Problem: Examine the records and identify each line that includes the string "values". Copy those lines.

Supplied records:
········
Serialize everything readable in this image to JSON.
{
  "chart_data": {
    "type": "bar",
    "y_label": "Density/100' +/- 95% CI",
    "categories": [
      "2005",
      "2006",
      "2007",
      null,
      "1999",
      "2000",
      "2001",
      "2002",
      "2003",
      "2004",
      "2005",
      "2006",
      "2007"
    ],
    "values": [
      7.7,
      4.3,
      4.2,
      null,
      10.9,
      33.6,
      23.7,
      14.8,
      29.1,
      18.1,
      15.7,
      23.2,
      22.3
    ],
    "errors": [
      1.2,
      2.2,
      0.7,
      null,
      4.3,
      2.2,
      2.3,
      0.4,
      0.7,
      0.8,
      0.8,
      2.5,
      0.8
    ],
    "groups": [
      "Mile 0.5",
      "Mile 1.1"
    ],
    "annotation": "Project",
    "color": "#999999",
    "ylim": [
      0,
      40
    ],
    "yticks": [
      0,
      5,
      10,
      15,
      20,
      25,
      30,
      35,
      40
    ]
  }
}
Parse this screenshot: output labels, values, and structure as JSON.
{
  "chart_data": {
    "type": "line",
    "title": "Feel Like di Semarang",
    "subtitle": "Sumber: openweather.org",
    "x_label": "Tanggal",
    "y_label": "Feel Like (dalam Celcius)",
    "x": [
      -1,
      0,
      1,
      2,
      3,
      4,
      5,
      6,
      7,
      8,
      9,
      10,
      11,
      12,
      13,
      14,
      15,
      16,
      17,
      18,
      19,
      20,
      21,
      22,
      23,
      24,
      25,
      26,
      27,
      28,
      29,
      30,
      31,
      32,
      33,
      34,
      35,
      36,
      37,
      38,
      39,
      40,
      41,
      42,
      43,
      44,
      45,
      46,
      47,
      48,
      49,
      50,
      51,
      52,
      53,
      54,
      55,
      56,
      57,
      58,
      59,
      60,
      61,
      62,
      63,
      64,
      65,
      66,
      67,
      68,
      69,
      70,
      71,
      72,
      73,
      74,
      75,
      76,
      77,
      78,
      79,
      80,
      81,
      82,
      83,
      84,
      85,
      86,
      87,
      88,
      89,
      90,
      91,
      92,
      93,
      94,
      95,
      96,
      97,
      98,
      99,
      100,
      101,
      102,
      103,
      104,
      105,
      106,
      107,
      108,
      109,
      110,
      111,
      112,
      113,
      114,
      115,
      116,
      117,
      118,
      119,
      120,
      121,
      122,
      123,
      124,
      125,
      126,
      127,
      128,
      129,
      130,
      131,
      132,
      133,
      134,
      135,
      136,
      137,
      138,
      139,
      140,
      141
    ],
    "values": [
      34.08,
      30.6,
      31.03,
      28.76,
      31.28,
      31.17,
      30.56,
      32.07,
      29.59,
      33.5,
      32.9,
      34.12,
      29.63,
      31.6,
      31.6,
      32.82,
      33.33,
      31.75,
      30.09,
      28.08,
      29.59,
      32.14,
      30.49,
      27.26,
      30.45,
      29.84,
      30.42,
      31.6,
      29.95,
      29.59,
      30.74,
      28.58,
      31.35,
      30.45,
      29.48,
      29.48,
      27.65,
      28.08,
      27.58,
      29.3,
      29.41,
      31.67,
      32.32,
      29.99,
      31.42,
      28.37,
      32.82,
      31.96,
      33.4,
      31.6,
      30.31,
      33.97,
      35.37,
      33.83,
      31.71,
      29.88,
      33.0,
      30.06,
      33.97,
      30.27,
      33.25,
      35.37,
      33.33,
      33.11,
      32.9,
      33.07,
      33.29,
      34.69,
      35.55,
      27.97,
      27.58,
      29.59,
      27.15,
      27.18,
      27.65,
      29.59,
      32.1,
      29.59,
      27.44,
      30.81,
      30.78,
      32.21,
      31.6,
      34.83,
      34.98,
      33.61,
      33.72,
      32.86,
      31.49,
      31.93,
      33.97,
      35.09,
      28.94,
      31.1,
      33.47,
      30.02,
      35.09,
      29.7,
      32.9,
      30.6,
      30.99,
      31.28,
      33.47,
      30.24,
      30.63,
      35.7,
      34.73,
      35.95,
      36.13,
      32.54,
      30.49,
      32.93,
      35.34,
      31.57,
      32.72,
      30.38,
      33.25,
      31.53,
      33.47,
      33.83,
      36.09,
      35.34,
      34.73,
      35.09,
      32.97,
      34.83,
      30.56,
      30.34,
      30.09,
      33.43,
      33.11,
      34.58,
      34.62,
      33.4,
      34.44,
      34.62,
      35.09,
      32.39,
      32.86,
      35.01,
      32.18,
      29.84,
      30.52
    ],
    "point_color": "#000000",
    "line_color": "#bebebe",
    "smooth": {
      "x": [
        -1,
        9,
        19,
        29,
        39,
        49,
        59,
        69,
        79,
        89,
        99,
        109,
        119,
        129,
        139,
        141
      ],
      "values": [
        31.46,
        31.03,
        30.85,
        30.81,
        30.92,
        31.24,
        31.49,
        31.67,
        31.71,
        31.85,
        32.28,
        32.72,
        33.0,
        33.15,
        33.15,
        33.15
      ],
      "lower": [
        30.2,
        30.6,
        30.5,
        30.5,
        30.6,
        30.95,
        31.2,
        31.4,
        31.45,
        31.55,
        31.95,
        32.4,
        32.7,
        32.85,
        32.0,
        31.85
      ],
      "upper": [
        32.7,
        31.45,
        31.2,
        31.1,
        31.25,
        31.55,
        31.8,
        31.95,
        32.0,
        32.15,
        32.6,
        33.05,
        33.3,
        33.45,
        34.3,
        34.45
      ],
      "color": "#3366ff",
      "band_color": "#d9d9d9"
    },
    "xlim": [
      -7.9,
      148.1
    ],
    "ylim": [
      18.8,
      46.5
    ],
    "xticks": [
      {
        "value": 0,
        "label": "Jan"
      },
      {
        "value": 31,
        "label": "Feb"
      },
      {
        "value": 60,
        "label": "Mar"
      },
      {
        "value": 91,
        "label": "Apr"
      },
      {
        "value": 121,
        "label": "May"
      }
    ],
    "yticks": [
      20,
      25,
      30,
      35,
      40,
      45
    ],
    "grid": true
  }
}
········
Task solution:
    "values": [
Parse this screenshot: output labels, values, and structure as JSON.
    "values": [
      "values": [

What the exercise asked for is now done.